> WRITTEN INSTRUCTION
What you return should match every record exactly, with the images removed.

> INPUT
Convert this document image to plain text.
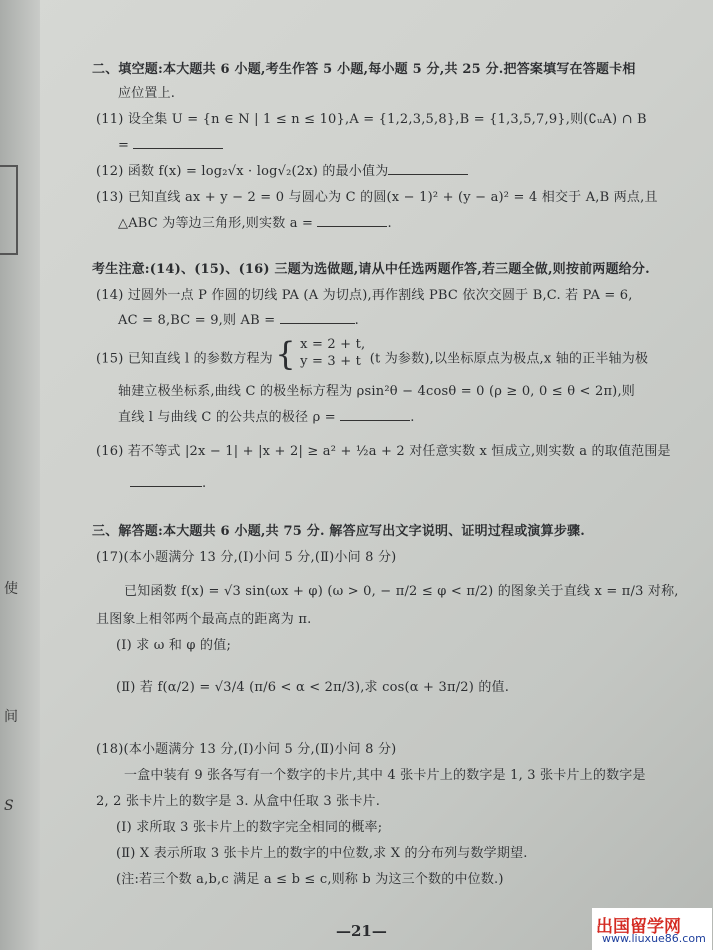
使
间
S
二、填空题:本大题共 6 小题,考生作答 5 小题,每小题 5 分,共 25 分.把答案填写在答题卡相
应位置上.
(11) 设全集 U = {n ∈ N | 1 ≤ n ≤ 10},A = {1,2,3,5,8},B = {1,3,5,7,9},则(∁ᵤA) ∩ B
=
(12) 函数 f(x) = log₂√x · log√₂(2x) 的最小值为
(13) 已知直线 ax + y − 2 = 0 与圆心为 C 的圆(x − 1)² + (y − a)² = 4 相交于 A,B 两点,且
△ABC 为等边三角形,则实数 a =	.
考生注意:(14)、(15)、(16) 三题为选做题,请从中任选两题作答,若三题全做,则按前两题给分.
(14) 过圆外一点 P 作圆的切线 PA (A 为切点),再作割线 PBC 依次交圆于 B,C. 若 PA = 6,
AC = 8,BC = 9,则 AB =	.
(15) 已知直线 l 的参数方程为 { x = 2 + t,
y = 3 + t (t 为参数),以坐标原点为极点,x 轴的正半轴为极
轴建立极坐标系,曲线 C 的极坐标方程为 ρsin²θ − 4cosθ = 0 (ρ ≥ 0, 0 ≤ θ < 2π),则
直线 l 与曲线 C 的公共点的极径 ρ =	.
(16) 若不等式 |2x − 1| + |x + 2| ≥ a² + ½a + 2 对任意实数 x 恒成立,则实数 a 的取值范围是
.
三、解答题:本大题共 6 小题,共 75 分. 解答应写出文字说明、证明过程或演算步骤.
(17)(本小题满分 13 分,(Ⅰ)小问 5 分,(Ⅱ)小问 8 分)
已知函数 f(x) = √3 sin(ωx + φ) (ω > 0, − π/2 ≤ φ < π/2) 的图象关于直线 x = π/3 对称,
且图象上相邻两个最高点的距离为 π.
(Ⅰ) 求 ω 和 φ 的值;
(Ⅱ) 若 f(α/2) = √3/4 (π/6 < α < 2π/3),求 cos(α + 3π/2) 的值.
(18)(本小题满分 13 分,(Ⅰ)小问 5 分,(Ⅱ)小问 8 分)
一盒中装有 9 张各写有一个数字的卡片,其中 4 张卡片上的数字是 1, 3 张卡片上的数字是
2, 2 张卡片上的数字是 3. 从盒中任取 3 张卡片.
(Ⅰ) 求所取 3 张卡片上的数字完全相同的概率;
(Ⅱ) X 表示所取 3 张卡片上的数字的中位数,求 X 的分布列与数学期望.
(注:若三个数 a,b,c 满足 a ≤ b ≤ c,则称 b 为这三个数的中位数.)
—21—	出国留学网
www.liuxue86.com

> WORKED SOLUTION
Convert this document image to plain text.
使
间
S
二、填空题:本大题共 6 小题,考生作答 5 小题,每小题 5 分,共 25 分.把答案填写在答题卡相
应位置上.
(11) 设全集 U = {n ∈ N | 1 ≤ n ≤ 10},A = {1,2,3,5,8},B = {1,3,5,7,9},则(∁ᵤA) ∩ B
=
(12) 函数 f(x) = log₂√x · log√₂(2x) 的最小值为
(13) 已知直线 ax + y − 2 = 0 与圆心为 C 的圆(x − 1)² + (y − a)² = 4 相交于 A,B 两点,且
△ABC 为等边三角形,则实数 a =	.
考生注意:(14)、(15)、(16) 三题为选做题,请从中任选两题作答,若三题全做,则按前两题给分.
(14) 过圆外一点 P 作圆的切线 PA (A 为切点),再作割线 PBC 依次交圆于 B,C. 若 PA = 6,
AC = 8,BC = 9,则 AB =	.
(15) 已知直线 l 的参数方程为 { x = 2 + t,
y = 3 + t (t 为参数),以坐标原点为极点,x 轴的正半轴为极
轴建立极坐标系,曲线 C 的极坐标方程为 ρsin²θ − 4cosθ = 0 (ρ ≥ 0, 0 ≤ θ < 2π),则
直线 l 与曲线 C 的公共点的极径 ρ =	.
(16) 若不等式 |2x − 1| + |x + 2| ≥ a² + ½a + 2 对任意实数 x 恒成立,则实数 a 的取值范围是
.
三、解答题:本大题共 6 小题,共 75 分. 解答应写出文字说明、证明过程或演算步骤.
(17)(本小题满分 13 分,(Ⅰ)小问 5 分,(Ⅱ)小问 8 分)
已知函数 f(x) = √3 sin(ωx + φ) (ω > 0, − π/2 ≤ φ < π/2) 的图象关于直线 x = π/3 对称,
且图象上相邻两个最高点的距离为 π.
(Ⅰ) 求 ω 和 φ 的值;
(Ⅱ) 若 f(α/2) = √3/4 (π/6 < α < 2π/3),求 cos(α + 3π/2) 的值.
(18)(本小题满分 13 分,(Ⅰ)小问 5 分,(Ⅱ)小问 8 分)
一盒中装有 9 张各写有一个数字的卡片,其中 4 张卡片上的数字是 1, 3 张卡片上的数字是
2, 2 张卡片上的数字是 3. 从盒中任取 3 张卡片.
(Ⅰ) 求所取 3 张卡片上的数字完全相同的概率;
(Ⅱ) X 表示所取 3 张卡片上的数字的中位数,求 X 的分布列与数学期望.
(注:若三个数 a,b,c 满足 a ≤ b ≤ c,则称 b 为这三个数的中位数.)
—21—	出国留学网
www.liuxue86.com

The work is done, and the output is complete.